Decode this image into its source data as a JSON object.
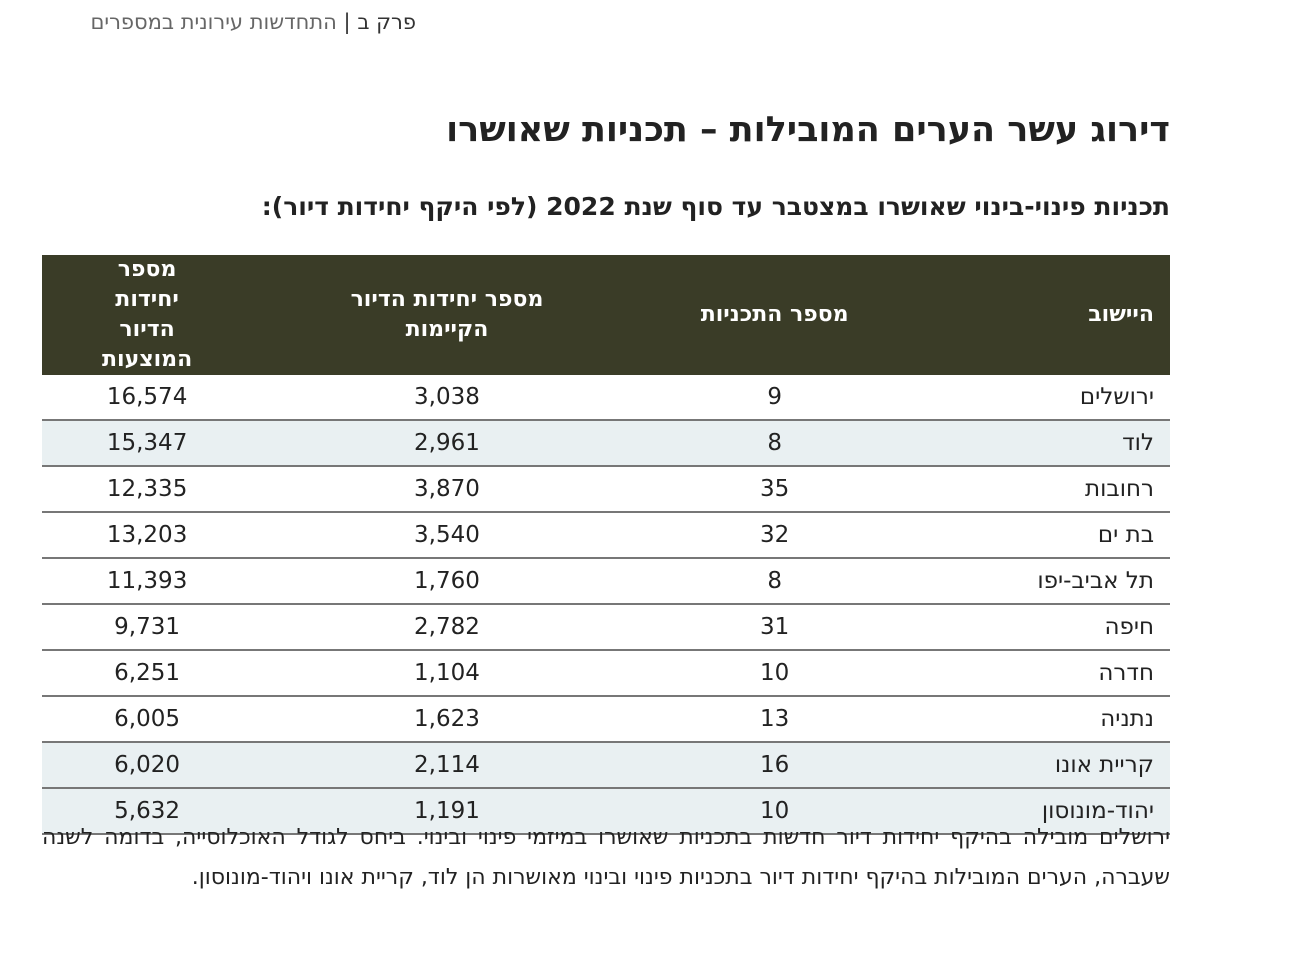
{
  "header": {
    "chapter": "פרק ב",
    "separator": "|",
    "section": "התחדשות עירונית במספרים"
  },
  "title": "דירוג עשר הערים המובילות – תכניות שאושרו",
  "subtitle": "תכניות פינוי-בינוי שאושרו במצטבר עד סוף שנת 2022 (לפי היקף יחידות דיור):",
  "table": {
    "columns": [
      "היישוב",
      "מספר התכניות",
      "מספר יחידות הדיור הקיימות",
      "מספר יחידות הדיור המוצעות"
    ],
    "rows": [
      [
        "ירושלים",
        "9",
        "3,038",
        "16,574"
      ],
      [
        "לוד",
        "8",
        "2,961",
        "15,347"
      ],
      [
        "רחובות",
        "35",
        "3,870",
        "12,335"
      ],
      [
        "בת ים",
        "32",
        "3,540",
        "13,203"
      ],
      [
        "תל אביב-יפו",
        "8",
        "1,760",
        "11,393"
      ],
      [
        "חיפה",
        "31",
        "2,782",
        "9,731"
      ],
      [
        "חדרה",
        "10",
        "1,104",
        "6,251"
      ],
      [
        "נתניה",
        "13",
        "1,623",
        "6,005"
      ],
      [
        "קריית אונו",
        "16",
        "2,114",
        "6,020"
      ],
      [
        "יהוד-מונוסון",
        "10",
        "1,191",
        "5,632"
      ]
    ]
  },
  "paragraph": "ירושלים מובילה בהיקף יחידות דיור חדשות בתכניות שאושרו במיזמי פינוי ובינוי. ביחס לגודל האוכלוסייה, בדומה לשנה שעברה, הערים המובילות בהיקף יחידות דיור בתכניות פינוי ובינוי מאושרות הן לוד, קריית אונו ויהוד-מונוסון."
}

******************************

Description of the task. Print all entries exactly. The images do not belong in the copy.

Result for this task.
Decode this image into its source data as a JSON object.
{
  "header": {
    "chapter": "פרק ב",
    "separator": "|",
    "section": "התחדשות עירונית במספרים"
  },
  "title": "דירוג עשר הערים המובילות – תכניות שאושרו",
  "subtitle": "תכניות פינוי-בינוי שאושרו במצטבר עד סוף שנת 2022 (לפי היקף יחידות דיור):",
  "table": {
    "columns": [
      "היישוב",
      "מספר התכניות",
      "מספר יחידות הדיור הקיימות",
      "מספר יחידות הדיור המוצעות"
    ],
    "rows": [
      [
        "ירושלים",
        "9",
        "3,038",
        "16,574"
      ],
      [
        "לוד",
        "8",
        "2,961",
        "15,347"
      ],
      [
        "רחובות",
        "35",
        "3,870",
        "12,335"
      ],
      [
        "בת ים",
        "32",
        "3,540",
        "13,203"
      ],
      [
        "תל אביב-יפו",
        "8",
        "1,760",
        "11,393"
      ],
      [
        "חיפה",
        "31",
        "2,782",
        "9,731"
      ],
      [
        "חדרה",
        "10",
        "1,104",
        "6,251"
      ],
      [
        "נתניה",
        "13",
        "1,623",
        "6,005"
      ],
      [
        "קריית אונו",
        "16",
        "2,114",
        "6,020"
      ],
      [
        "יהוד-מונוסון",
        "10",
        "1,191",
        "5,632"
      ]
    ]
  },
  "paragraph": "ירושלים מובילה בהיקף יחידות דיור חדשות בתכניות שאושרו במיזמי פינוי ובינוי. ביחס לגודל האוכלוסייה, בדומה לשנה שעברה, הערים המובילות בהיקף יחידות דיור בתכניות פינוי ובינוי מאושרות הן לוד, קריית אונו ויהוד-מונוסון."
}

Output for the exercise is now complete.